>> start Records to process
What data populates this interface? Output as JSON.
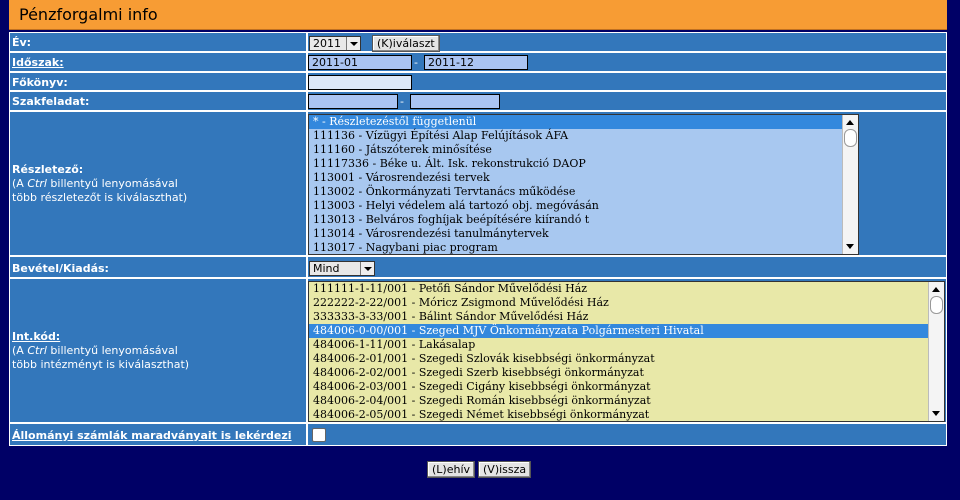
{
  "title": "Pénzforgalmi info",
  "ev": {
    "label": "Év:",
    "value": "2011",
    "button": "(K)iválaszt"
  },
  "idoszak": {
    "label": "Időszak:",
    "from": "2011-01",
    "sep": "-",
    "to": "2011-12"
  },
  "fokonyv": {
    "label": "Főkönyv:",
    "value": ""
  },
  "szakfeladat": {
    "label": "Szakfeladat:",
    "from": "",
    "sep": "-",
    "to": ""
  },
  "reszletezo": {
    "label": "Részletező:",
    "hint1_pre": "(A ",
    "hint1_key": "Ctrl",
    "hint1_post": " billentyű lenyomásával",
    "hint2": "több részletezőt is kiválaszthat)",
    "items": [
      "* - Részletezéstől függetlenül",
      "111136 - Vízügyi Építési Alap Felújítások ÁFA",
      "111160 - Játszóterek minősítése",
      "11117336 - Béke u. Ált. Isk. rekonstrukció DAOP",
      "113001 - Városrendezési tervek",
      "113002 - Önkormányzati Tervtanács működése",
      "113003 - Helyi védelem alá tartozó obj. megóvásán",
      "113013 - Belváros foghíjak beépítésére kiírandó t",
      "113014 - Városrendezési tanulmánytervek",
      "113017 - Nagybani piac program"
    ],
    "selected_index": 0
  },
  "bevetel": {
    "label": "Bevétel/Kiadás:",
    "value": "Mind"
  },
  "intkod": {
    "label": "Int.kód:",
    "hint1_pre": "(A ",
    "hint1_key": "Ctrl",
    "hint1_post": " billentyű lenyomásával",
    "hint2": "több intézményt is kiválaszthat)",
    "items": [
      "111111-1-11/001 - Petőfi Sándor Művelődési Ház",
      "222222-2-22/001 - Móricz Zsigmond Művelődési Ház",
      "333333-3-33/001 - Bálint Sándor Művelődési Ház",
      "484006-0-00/001 - Szeged MJV Önkormányzata Polgármesteri Hivatal",
      "484006-1-11/001 - Lakásalap",
      "484006-2-01/001 - Szegedi Szlovák kisebbségi önkormányzat",
      "484006-2-02/001 - Szegedi Szerb kisebbségi önkormányzat",
      "484006-2-03/001 - Szegedi Cigány kisebbségi önkormányzat",
      "484006-2-04/001 - Szegedi Román kisebbségi önkormányzat",
      "484006-2-05/001 - Szegedi Német kisebbségi önkormányzat"
    ],
    "selected_index": 3
  },
  "allomanyi": {
    "label": "Állományi számlák maradványait is lekérdezi",
    "checked": false
  },
  "buttons": {
    "lehiv": "(L)ehív",
    "vissza": "(V)issza"
  },
  "colors": {
    "title_bg": "#f79c34",
    "page_bg": "#000066",
    "cell_bg": "#3377bb",
    "list1_bg": "#a8c8f0",
    "list2_bg": "#e8e8a8",
    "selected": "#3388dd"
  }
}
>> end Records to process
Images in the data above are to be skipped. Retype all other material exactly.

## [Written answer]
What data populates this interface? Output as JSON.
{
  "title": "Pénzforgalmi info",
  "ev": {
    "label": "Év:",
    "value": "2011",
    "button": "(K)iválaszt"
  },
  "idoszak": {
    "label": "Időszak:",
    "from": "2011-01",
    "sep": "-",
    "to": "2011-12"
  },
  "fokonyv": {
    "label": "Főkönyv:",
    "value": ""
  },
  "szakfeladat": {
    "label": "Szakfeladat:",
    "from": "",
    "sep": "-",
    "to": ""
  },
  "reszletezo": {
    "label": "Részletező:",
    "hint1_pre": "(A ",
    "hint1_key": "Ctrl",
    "hint1_post": " billentyű lenyomásával",
    "hint2": "több részletezőt is kiválaszthat)",
    "items": [
      "* - Részletezéstől függetlenül",
      "111136 - Vízügyi Építési Alap Felújítások ÁFA",
      "111160 - Játszóterek minősítése",
      "11117336 - Béke u. Ált. Isk. rekonstrukció DAOP",
      "113001 - Városrendezési tervek",
      "113002 - Önkormányzati Tervtanács működése",
      "113003 - Helyi védelem alá tartozó obj. megóvásán",
      "113013 - Belváros foghíjak beépítésére kiírandó t",
      "113014 - Városrendezési tanulmánytervek",
      "113017 - Nagybani piac program"
    ],
    "selected_index": 0
  },
  "bevetel": {
    "label": "Bevétel/Kiadás:",
    "value": "Mind"
  },
  "intkod": {
    "label": "Int.kód:",
    "hint1_pre": "(A ",
    "hint1_key": "Ctrl",
    "hint1_post": " billentyű lenyomásával",
    "hint2": "több intézményt is kiválaszthat)",
    "items": [
      "111111-1-11/001 - Petőfi Sándor Művelődési Ház",
      "222222-2-22/001 - Móricz Zsigmond Művelődési Ház",
      "333333-3-33/001 - Bálint Sándor Művelődési Ház",
      "484006-0-00/001 - Szeged MJV Önkormányzata Polgármesteri Hivatal",
      "484006-1-11/001 - Lakásalap",
      "484006-2-01/001 - Szegedi Szlovák kisebbségi önkormányzat",
      "484006-2-02/001 - Szegedi Szerb kisebbségi önkormányzat",
      "484006-2-03/001 - Szegedi Cigány kisebbségi önkormányzat",
      "484006-2-04/001 - Szegedi Román kisebbségi önkormányzat",
      "484006-2-05/001 - Szegedi Német kisebbségi önkormányzat"
    ],
    "selected_index": 3
  },
  "allomanyi": {
    "label": "Állományi számlák maradványait is lekérdezi",
    "checked": false
  },
  "buttons": {
    "lehiv": "(L)ehív",
    "vissza": "(V)issza"
  },
  "colors": {
    "title_bg": "#f79c34",
    "page_bg": "#000066",
    "cell_bg": "#3377bb",
    "list1_bg": "#a8c8f0",
    "list2_bg": "#e8e8a8",
    "selected": "#3388dd"
  }
}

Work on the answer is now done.